**Given problem**. Write out each line of the listing as it stands, without the images.

(Chart and figure data)
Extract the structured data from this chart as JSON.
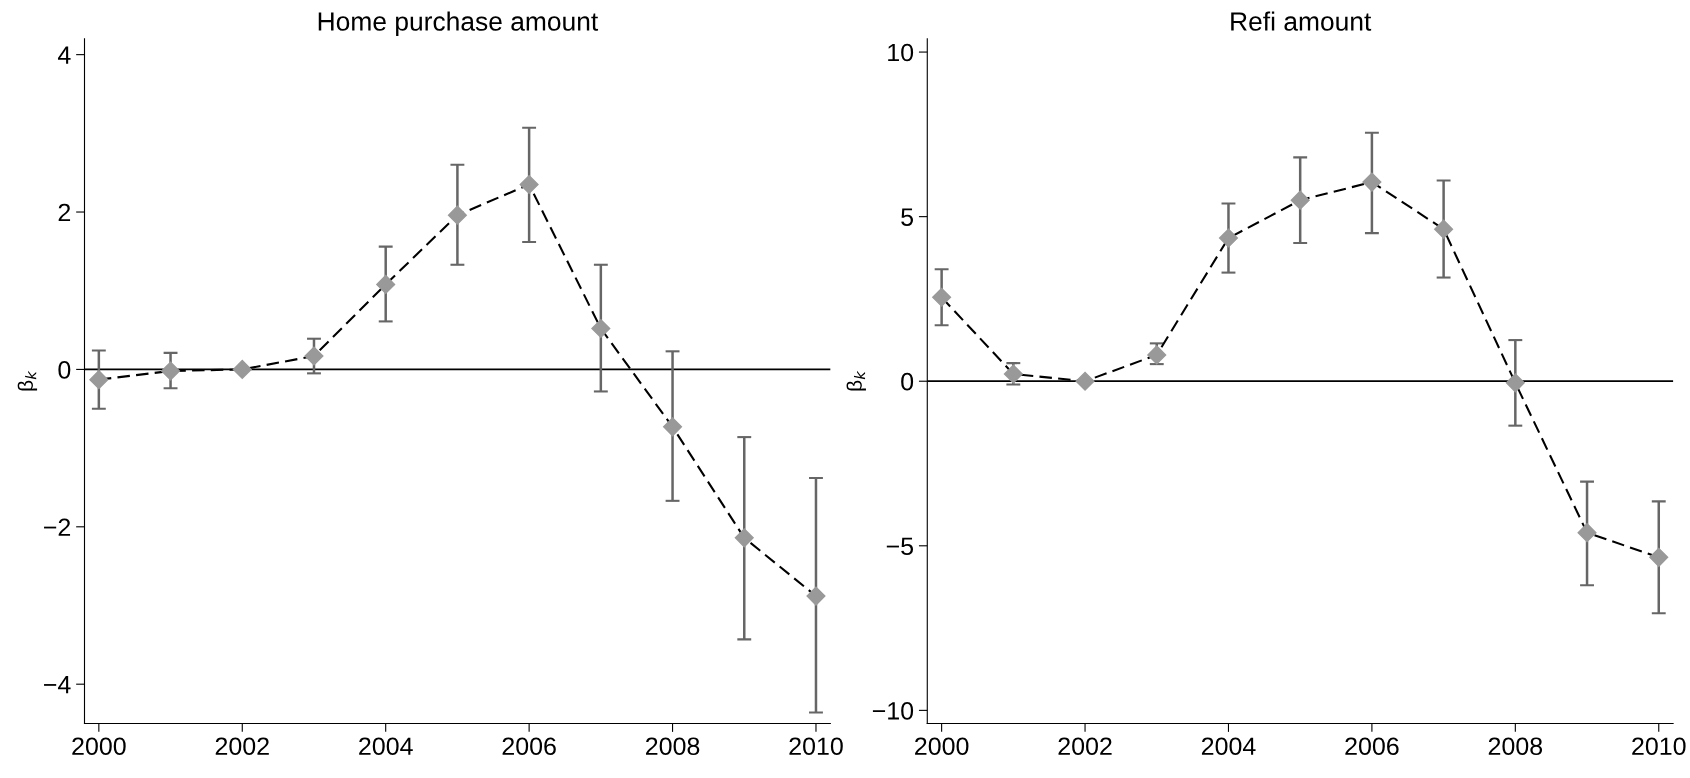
{
  "chart_data": [
    {
      "type": "line",
      "title": "Home purchase amount",
      "ylabel": "β$_{k}$",
      "x": [
        2000,
        2001,
        2002,
        2003,
        2004,
        2005,
        2006,
        2007,
        2008,
        2009,
        2010
      ],
      "series": [
        {
          "color": "#999999",
          "values": [
            -0.13,
            -0.02,
            0,
            0.17,
            1.08,
            1.96,
            2.35,
            0.52,
            -0.73,
            -2.14,
            -2.88
          ],
          "errors": [
            [
              -0.5,
              0.24
            ],
            [
              -0.24,
              0.21
            ],
            null,
            [
              -0.05,
              0.39
            ],
            [
              0.61,
              1.56
            ],
            [
              1.33,
              2.6
            ],
            [
              1.62,
              3.07
            ],
            [
              -0.28,
              1.33
            ],
            [
              -1.67,
              0.23
            ],
            [
              -3.43,
              -0.86
            ],
            [
              -4.36,
              -1.38
            ]
          ]
        }
      ],
      "marker": "diamond",
      "line_style": "dashed",
      "grid": false,
      "legend": false,
      "xlim": [
        1999.8,
        2010.2
      ],
      "xticks": [
        2000,
        2002,
        2004,
        2006,
        2008,
        2010
      ],
      "ylim": [
        -4.5,
        4.2
      ],
      "yticks": [
        {
          "value": -4,
          "label": "−4"
        },
        {
          "value": -2,
          "label": "−2"
        },
        0,
        2,
        4
      ],
      "ref_lines": [
        {
          "axis": "y",
          "value": 0,
          "color": "#000000",
          "line_style": "solid"
        }
      ]
    },
    {
      "type": "line",
      "title": "Refi amount",
      "ylabel": "β$_{k}$",
      "x": [
        2000,
        2001,
        2002,
        2003,
        2004,
        2005,
        2006,
        2007,
        2008,
        2009,
        2010
      ],
      "series": [
        {
          "color": "#999999",
          "values": [
            2.55,
            0.22,
            0,
            0.8,
            4.35,
            5.5,
            6.05,
            4.62,
            -0.05,
            -4.6,
            -5.35
          ],
          "errors": [
            [
              1.7,
              3.4
            ],
            [
              -0.1,
              0.55
            ],
            null,
            [
              0.52,
              1.15
            ],
            [
              3.3,
              5.4
            ],
            [
              4.2,
              6.8
            ],
            [
              4.5,
              7.55
            ],
            [
              3.15,
              6.1
            ],
            [
              -1.35,
              1.25
            ],
            [
              -6.2,
              -3.05
            ],
            [
              -7.05,
              -3.65
            ]
          ]
        }
      ],
      "marker": "diamond",
      "line_style": "dashed",
      "grid": false,
      "legend": false,
      "xlim": [
        1999.8,
        2010.2
      ],
      "xticks": [
        2000,
        2002,
        2004,
        2006,
        2008,
        2010
      ],
      "ylim": [
        -10.4,
        10.4
      ],
      "yticks": [
        {
          "value": -10,
          "label": "−10"
        },
        {
          "value": -5,
          "label": "−5"
        },
        0,
        5,
        10
      ],
      "ref_lines": [
        {
          "axis": "y",
          "value": 0,
          "color": "#000000",
          "line_style": "solid"
        }
      ]
    }
  ]
}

**The reply**.
Extract the structured data from this chart as JSON.
{
  "chart_data": [
    {
      "type": "line",
      "title": "Home purchase amount",
      "ylabel": "β$_{k}$",
      "x": [
        2000,
        2001,
        2002,
        2003,
        2004,
        2005,
        2006,
        2007,
        2008,
        2009,
        2010
      ],
      "series": [
        {
          "color": "#999999",
          "values": [
            -0.13,
            -0.02,
            0,
            0.17,
            1.08,
            1.96,
            2.35,
            0.52,
            -0.73,
            -2.14,
            -2.88
          ],
          "errors": [
            [
              -0.5,
              0.24
            ],
            [
              -0.24,
              0.21
            ],
            null,
            [
              -0.05,
              0.39
            ],
            [
              0.61,
              1.56
            ],
            [
              1.33,
              2.6
            ],
            [
              1.62,
              3.07
            ],
            [
              -0.28,
              1.33
            ],
            [
              -1.67,
              0.23
            ],
            [
              -3.43,
              -0.86
            ],
            [
              -4.36,
              -1.38
            ]
          ]
        }
      ],
      "marker": "diamond",
      "line_style": "dashed",
      "grid": false,
      "legend": false,
      "xlim": [
        1999.8,
        2010.2
      ],
      "xticks": [
        2000,
        2002,
        2004,
        2006,
        2008,
        2010
      ],
      "ylim": [
        -4.5,
        4.2
      ],
      "yticks": [
        {
          "value": -4,
          "label": "−4"
        },
        {
          "value": -2,
          "label": "−2"
        },
        0,
        2,
        4
      ],
      "ref_lines": [
        {
          "axis": "y",
          "value": 0,
          "color": "#000000",
          "line_style": "solid"
        }
      ]
    },
    {
      "type": "line",
      "title": "Refi amount",
      "ylabel": "β$_{k}$",
      "x": [
        2000,
        2001,
        2002,
        2003,
        2004,
        2005,
        2006,
        2007,
        2008,
        2009,
        2010
      ],
      "series": [
        {
          "color": "#999999",
          "values": [
            2.55,
            0.22,
            0,
            0.8,
            4.35,
            5.5,
            6.05,
            4.62,
            -0.05,
            -4.6,
            -5.35
          ],
          "errors": [
            [
              1.7,
              3.4
            ],
            [
              -0.1,
              0.55
            ],
            null,
            [
              0.52,
              1.15
            ],
            [
              3.3,
              5.4
            ],
            [
              4.2,
              6.8
            ],
            [
              4.5,
              7.55
            ],
            [
              3.15,
              6.1
            ],
            [
              -1.35,
              1.25
            ],
            [
              -6.2,
              -3.05
            ],
            [
              -7.05,
              -3.65
            ]
          ]
        }
      ],
      "marker": "diamond",
      "line_style": "dashed",
      "grid": false,
      "legend": false,
      "xlim": [
        1999.8,
        2010.2
      ],
      "xticks": [
        2000,
        2002,
        2004,
        2006,
        2008,
        2010
      ],
      "ylim": [
        -10.4,
        10.4
      ],
      "yticks": [
        {
          "value": -10,
          "label": "−10"
        },
        {
          "value": -5,
          "label": "−5"
        },
        0,
        5,
        10
      ],
      "ref_lines": [
        {
          "axis": "y",
          "value": 0,
          "color": "#000000",
          "line_style": "solid"
        }
      ]
    }
  ]
}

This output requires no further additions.